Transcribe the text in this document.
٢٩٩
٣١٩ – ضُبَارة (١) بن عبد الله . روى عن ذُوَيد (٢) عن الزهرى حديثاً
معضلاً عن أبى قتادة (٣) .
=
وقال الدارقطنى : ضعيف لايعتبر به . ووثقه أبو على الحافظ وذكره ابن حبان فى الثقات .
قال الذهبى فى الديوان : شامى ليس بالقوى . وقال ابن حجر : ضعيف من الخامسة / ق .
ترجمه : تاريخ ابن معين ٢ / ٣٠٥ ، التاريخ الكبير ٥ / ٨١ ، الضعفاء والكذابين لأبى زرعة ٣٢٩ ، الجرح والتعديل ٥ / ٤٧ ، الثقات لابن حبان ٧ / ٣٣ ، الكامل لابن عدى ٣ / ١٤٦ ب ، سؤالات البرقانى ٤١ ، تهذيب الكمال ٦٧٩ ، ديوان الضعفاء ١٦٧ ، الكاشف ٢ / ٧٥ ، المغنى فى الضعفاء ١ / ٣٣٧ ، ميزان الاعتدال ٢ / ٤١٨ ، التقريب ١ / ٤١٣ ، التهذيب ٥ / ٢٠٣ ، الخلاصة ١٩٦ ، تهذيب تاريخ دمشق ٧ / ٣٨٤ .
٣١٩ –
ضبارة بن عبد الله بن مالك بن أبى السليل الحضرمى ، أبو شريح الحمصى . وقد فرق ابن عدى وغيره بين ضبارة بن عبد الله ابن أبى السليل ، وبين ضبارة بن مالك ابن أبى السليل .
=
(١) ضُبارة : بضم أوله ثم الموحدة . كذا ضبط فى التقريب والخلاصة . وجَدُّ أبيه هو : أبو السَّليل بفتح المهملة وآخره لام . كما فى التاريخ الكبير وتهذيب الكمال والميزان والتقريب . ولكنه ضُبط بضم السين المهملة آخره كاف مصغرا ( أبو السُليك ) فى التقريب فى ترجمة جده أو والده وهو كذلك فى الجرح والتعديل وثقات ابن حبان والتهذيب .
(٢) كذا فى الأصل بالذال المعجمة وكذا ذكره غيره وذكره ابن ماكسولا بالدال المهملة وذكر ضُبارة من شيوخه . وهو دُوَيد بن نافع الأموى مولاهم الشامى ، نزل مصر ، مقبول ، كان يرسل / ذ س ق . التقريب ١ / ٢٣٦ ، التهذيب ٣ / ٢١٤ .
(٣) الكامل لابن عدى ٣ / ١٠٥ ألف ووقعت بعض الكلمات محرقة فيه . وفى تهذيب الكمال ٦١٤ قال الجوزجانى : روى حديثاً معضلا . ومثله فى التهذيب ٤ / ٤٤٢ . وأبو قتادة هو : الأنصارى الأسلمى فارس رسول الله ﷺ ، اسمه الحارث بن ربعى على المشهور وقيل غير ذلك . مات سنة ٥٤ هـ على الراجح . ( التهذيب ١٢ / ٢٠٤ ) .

::::::::::

WHAT THE EXERCISE ASKS → Search the records for the string "ضعيف" and return every line in which it occurs.

ANSWER IN FULL →
وقال الدارقطنى : ضعيف لايعتبر به . ووثقه أبو على الحافظ وذكره ابن حبان فى الثقات .
قال الذهبى فى الديوان : شامى ليس بالقوى . وقال ابن حجر : ضعيف من الخامسة / ق .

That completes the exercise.